[Extracted records]
☆ ☆ ☆ ☆ ☆

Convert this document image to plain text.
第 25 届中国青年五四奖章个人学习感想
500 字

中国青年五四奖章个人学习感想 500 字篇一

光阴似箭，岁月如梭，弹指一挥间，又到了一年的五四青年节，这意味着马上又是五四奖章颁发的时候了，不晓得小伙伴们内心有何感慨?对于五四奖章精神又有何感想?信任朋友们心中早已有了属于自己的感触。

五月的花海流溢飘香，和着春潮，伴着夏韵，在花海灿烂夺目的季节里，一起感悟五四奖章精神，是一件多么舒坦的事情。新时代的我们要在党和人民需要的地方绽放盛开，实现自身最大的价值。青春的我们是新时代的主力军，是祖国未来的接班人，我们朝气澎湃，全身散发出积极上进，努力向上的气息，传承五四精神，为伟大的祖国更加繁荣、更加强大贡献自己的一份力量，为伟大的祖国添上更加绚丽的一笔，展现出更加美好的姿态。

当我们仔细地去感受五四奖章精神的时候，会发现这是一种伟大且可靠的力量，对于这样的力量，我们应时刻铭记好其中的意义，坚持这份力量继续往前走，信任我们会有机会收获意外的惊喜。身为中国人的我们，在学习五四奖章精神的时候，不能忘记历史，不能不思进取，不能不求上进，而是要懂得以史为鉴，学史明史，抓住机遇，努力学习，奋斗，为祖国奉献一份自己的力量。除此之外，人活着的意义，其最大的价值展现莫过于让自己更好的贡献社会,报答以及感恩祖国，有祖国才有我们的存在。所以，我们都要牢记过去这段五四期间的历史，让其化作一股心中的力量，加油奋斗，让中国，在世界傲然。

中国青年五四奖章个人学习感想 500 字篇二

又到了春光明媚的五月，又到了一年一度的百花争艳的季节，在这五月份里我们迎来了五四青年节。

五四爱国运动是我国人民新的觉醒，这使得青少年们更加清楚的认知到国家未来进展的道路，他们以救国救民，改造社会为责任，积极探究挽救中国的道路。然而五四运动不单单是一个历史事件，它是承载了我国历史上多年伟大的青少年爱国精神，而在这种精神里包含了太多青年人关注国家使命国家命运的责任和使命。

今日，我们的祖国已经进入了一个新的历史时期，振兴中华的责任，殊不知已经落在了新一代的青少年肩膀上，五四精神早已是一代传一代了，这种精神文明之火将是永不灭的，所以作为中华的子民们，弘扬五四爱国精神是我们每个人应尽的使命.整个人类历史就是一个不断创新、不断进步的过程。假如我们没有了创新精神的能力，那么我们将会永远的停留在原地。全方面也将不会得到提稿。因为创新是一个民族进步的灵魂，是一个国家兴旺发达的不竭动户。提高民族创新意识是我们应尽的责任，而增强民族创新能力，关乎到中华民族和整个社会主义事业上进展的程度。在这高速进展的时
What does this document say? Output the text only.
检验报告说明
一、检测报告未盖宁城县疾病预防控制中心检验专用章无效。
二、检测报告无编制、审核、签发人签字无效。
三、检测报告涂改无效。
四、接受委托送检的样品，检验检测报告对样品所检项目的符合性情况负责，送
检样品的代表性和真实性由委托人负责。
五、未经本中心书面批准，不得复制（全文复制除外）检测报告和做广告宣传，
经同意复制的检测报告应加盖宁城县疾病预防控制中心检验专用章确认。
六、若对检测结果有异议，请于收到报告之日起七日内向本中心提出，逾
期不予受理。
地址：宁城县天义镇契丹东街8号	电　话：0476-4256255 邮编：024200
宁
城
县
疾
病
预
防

☆ ☆ ☆ ☆ ☆

Given problem:
Return every entry verbatim.

Full response:
Convert this document image to plain text.
第 25 届中国青年五四奖章个人学习感想
500 字

中国青年五四奖章个人学习感想 500 字篇一

光阴似箭，岁月如梭，弹指一挥间，又到了一年的五四青年节，这意味着马上又是五四奖章颁发的时候了，不晓得小伙伴们内心有何感慨?对于五四奖章精神又有何感想?信任朋友们心中早已有了属于自己的感触。

五月的花海流溢飘香，和着春潮，伴着夏韵，在花海灿烂夺目的季节里，一起感悟五四奖章精神，是一件多么舒坦的事情。新时代的我们要在党和人民需要的地方绽放盛开，实现自身最大的价值。青春的我们是新时代的主力军，是祖国未来的接班人，我们朝气澎湃，全身散发出积极上进，努力向上的气息，传承五四精神，为伟大的祖国更加繁荣、更加强大贡献自己的一份力量，为伟大的祖国添上更加绚丽的一笔，展现出更加美好的姿态。

当我们仔细地去感受五四奖章精神的时候，会发现这是一种伟大且可靠的力量，对于这样的力量，我们应时刻铭记好其中的意义，坚持这份力量继续往前走，信任我们会有机会收获意外的惊喜。身为中国人的我们，在学习五四奖章精神的时候，不能忘记历史，不能不思进取，不能不求上进，而是要懂得以史为鉴，学史明史，抓住机遇，努力学习，奋斗，为祖国奉献一份自己的力量。除此之外，人活着的意义，其最大的价值展现莫过于让自己更好的贡献社会,报答以及感恩祖国，有祖国才有我们的存在。所以，我们都要牢记过去这段五四期间的历史，让其化作一股心中的力量，加油奋斗，让中国，在世界傲然。

中国青年五四奖章个人学习感想 500 字篇二

又到了春光明媚的五月，又到了一年一度的百花争艳的季节，在这五月份里我们迎来了五四青年节。

五四爱国运动是我国人民新的觉醒，这使得青少年们更加清楚的认知到国家未来进展的道路，他们以救国救民，改造社会为责任，积极探究挽救中国的道路。然而五四运动不单单是一个历史事件，它是承载了我国历史上多年伟大的青少年爱国精神，而在这种精神里包含了太多青年人关注国家使命国家命运的责任和使命。

今日，我们的祖国已经进入了一个新的历史时期，振兴中华的责任，殊不知已经落在了新一代的青少年肩膀上，五四精神早已是一代传一代了，这种精神文明之火将是永不灭的，所以作为中华的子民们，弘扬五四爱国精神是我们每个人应尽的使命.整个人类历史就是一个不断创新、不断进步的过程。假如我们没有了创新精神的能力，那么我们将会永远的停留在原地。全方面也将不会得到提稿。因为创新是一个民族进步的灵魂，是一个国家兴旺发达的不竭动户。提高民族创新意识是我们应尽的责任，而增强民族创新能力，关乎到中华民族和整个社会主义事业上进展的程度。在这高速进展的时
What does this document say? Output the text only.
检验报告说明
一、检测报告未盖宁城县疾病预防控制中心检验专用章无效。
二、检测报告无编制、审核、签发人签字无效。
三、检测报告涂改无效。
四、接受委托送检的样品，检验检测报告对样品所检项目的符合性情况负责，送
检样品的代表性和真实性由委托人负责。
五、未经本中心书面批准，不得复制（全文复制除外）检测报告和做广告宣传，
经同意复制的检测报告应加盖宁城县疾病预防控制中心检验专用章确认。
六、若对检测结果有异议，请于收到报告之日起七日内向本中心提出，逾
期不予受理。
地址：宁城县天义镇契丹东街8号	电　话：0476-4256255 邮编：024200
宁
城
县
疾
病
预
防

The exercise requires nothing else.